[Data records]
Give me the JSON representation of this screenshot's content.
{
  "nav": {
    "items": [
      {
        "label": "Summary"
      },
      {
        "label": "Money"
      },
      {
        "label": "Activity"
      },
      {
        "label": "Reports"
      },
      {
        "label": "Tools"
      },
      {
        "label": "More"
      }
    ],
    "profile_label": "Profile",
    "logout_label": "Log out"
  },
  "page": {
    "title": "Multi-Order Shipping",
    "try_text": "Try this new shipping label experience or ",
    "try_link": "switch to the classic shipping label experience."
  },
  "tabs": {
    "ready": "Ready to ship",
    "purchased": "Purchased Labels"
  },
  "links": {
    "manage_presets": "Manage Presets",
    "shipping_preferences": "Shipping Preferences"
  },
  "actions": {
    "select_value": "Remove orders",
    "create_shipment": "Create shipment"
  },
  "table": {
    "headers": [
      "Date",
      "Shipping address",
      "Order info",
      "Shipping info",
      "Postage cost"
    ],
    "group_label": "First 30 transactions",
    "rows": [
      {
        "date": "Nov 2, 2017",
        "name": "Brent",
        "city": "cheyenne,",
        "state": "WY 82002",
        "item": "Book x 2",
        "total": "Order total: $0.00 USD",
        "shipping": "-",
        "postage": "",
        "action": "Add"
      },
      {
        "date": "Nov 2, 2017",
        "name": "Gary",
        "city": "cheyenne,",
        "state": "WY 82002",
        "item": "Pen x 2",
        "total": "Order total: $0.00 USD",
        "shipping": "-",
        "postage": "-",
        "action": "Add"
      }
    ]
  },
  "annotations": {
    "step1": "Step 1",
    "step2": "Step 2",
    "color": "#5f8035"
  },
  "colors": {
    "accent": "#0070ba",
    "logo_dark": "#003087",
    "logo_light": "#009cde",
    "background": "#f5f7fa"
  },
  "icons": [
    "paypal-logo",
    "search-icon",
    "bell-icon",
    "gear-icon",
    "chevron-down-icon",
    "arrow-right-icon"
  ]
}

What needs to be done -> Take the entries and copy them out exactly.

Exercise output ->
Give me the JSON representation of this screenshot's content.
{
  "nav": {
    "items": [
      {
        "label": "Summary"
      },
      {
        "label": "Money"
      },
      {
        "label": "Activity"
      },
      {
        "label": "Reports"
      },
      {
        "label": "Tools"
      },
      {
        "label": "More"
      }
    ],
    "profile_label": "Profile",
    "logout_label": "Log out"
  },
  "page": {
    "title": "Multi-Order Shipping",
    "try_text": "Try this new shipping label experience or ",
    "try_link": "switch to the classic shipping label experience."
  },
  "tabs": {
    "ready": "Ready to ship",
    "purchased": "Purchased Labels"
  },
  "links": {
    "manage_presets": "Manage Presets",
    "shipping_preferences": "Shipping Preferences"
  },
  "actions": {
    "select_value": "Remove orders",
    "create_shipment": "Create shipment"
  },
  "table": {
    "headers": [
      "Date",
      "Shipping address",
      "Order info",
      "Shipping info",
      "Postage cost"
    ],
    "group_label": "First 30 transactions",
    "rows": [
      {
        "date": "Nov 2, 2017",
        "name": "Brent",
        "city": "cheyenne,",
        "state": "WY 82002",
        "item": "Book x 2",
        "total": "Order total: $0.00 USD",
        "shipping": "-",
        "postage": "",
        "action": "Add"
      },
      {
        "date": "Nov 2, 2017",
        "name": "Gary",
        "city": "cheyenne,",
        "state": "WY 82002",
        "item": "Pen x 2",
        "total": "Order total: $0.00 USD",
        "shipping": "-",
        "postage": "-",
        "action": "Add"
      }
    ]
  },
  "annotations": {
    "step1": "Step 1",
    "step2": "Step 2",
    "color": "#5f8035"
  },
  "colors": {
    "accent": "#0070ba",
    "logo_dark": "#003087",
    "logo_light": "#009cde",
    "background": "#f5f7fa"
  },
  "icons": [
    "paypal-logo",
    "search-icon",
    "bell-icon",
    "gear-icon",
    "chevron-down-icon",
    "arrow-right-icon"
  ]
}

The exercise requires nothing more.